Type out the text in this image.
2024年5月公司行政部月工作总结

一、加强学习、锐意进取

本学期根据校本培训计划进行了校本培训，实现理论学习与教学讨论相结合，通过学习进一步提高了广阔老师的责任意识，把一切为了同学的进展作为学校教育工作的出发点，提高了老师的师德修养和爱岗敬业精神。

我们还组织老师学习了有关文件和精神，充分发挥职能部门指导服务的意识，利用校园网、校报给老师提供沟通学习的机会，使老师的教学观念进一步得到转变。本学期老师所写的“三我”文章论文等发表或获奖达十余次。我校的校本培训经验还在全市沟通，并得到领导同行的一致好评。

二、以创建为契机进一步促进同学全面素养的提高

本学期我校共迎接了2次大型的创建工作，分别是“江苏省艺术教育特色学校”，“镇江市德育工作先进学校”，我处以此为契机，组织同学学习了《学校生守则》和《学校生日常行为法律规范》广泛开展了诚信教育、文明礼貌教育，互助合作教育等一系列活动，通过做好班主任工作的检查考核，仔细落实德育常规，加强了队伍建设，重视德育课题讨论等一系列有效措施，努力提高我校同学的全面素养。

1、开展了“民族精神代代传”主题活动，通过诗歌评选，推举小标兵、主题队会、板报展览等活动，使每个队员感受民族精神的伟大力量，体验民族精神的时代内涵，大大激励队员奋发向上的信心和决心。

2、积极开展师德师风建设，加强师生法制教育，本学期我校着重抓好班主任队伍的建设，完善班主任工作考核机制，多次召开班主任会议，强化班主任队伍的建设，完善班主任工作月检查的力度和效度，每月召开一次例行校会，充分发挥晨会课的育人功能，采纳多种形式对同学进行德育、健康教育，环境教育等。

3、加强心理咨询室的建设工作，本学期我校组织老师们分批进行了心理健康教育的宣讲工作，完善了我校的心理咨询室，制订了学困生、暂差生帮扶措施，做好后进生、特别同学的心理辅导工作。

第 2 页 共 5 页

.....

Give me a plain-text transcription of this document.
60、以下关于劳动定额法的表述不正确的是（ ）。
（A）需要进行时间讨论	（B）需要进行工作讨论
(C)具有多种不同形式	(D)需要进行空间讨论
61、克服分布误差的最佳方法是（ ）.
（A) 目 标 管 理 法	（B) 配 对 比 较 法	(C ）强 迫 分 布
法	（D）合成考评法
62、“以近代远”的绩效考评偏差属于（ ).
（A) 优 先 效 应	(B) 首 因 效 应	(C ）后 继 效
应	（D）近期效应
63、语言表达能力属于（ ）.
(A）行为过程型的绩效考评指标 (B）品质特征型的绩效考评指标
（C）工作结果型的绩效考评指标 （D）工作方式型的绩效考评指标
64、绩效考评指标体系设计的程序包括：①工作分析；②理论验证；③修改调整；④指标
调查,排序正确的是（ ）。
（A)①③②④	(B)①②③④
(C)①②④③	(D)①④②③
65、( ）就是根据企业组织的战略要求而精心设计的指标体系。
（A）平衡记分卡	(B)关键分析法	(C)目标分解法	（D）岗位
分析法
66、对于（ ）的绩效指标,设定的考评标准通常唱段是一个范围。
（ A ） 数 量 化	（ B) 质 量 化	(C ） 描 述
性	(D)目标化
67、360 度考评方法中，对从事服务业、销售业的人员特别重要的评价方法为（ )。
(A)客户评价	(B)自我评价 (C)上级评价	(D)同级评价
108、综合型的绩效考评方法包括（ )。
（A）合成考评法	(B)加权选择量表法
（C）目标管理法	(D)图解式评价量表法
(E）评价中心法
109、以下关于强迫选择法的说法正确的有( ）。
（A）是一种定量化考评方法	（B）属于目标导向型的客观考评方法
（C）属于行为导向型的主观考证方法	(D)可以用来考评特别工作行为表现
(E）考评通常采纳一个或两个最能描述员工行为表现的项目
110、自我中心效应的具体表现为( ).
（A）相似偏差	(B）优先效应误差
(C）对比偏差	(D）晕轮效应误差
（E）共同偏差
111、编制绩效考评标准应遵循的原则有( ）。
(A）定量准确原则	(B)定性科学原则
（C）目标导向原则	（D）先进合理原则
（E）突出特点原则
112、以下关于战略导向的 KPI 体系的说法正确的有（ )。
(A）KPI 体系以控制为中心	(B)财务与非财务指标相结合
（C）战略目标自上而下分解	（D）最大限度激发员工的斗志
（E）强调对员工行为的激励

.....

_THE PROBLEM_. Identify all lines where the word "this" shows up. Copy them.

_WRITTEN REPLY_.
Type out the text in this image.
Give me a plain-text transcription of this document.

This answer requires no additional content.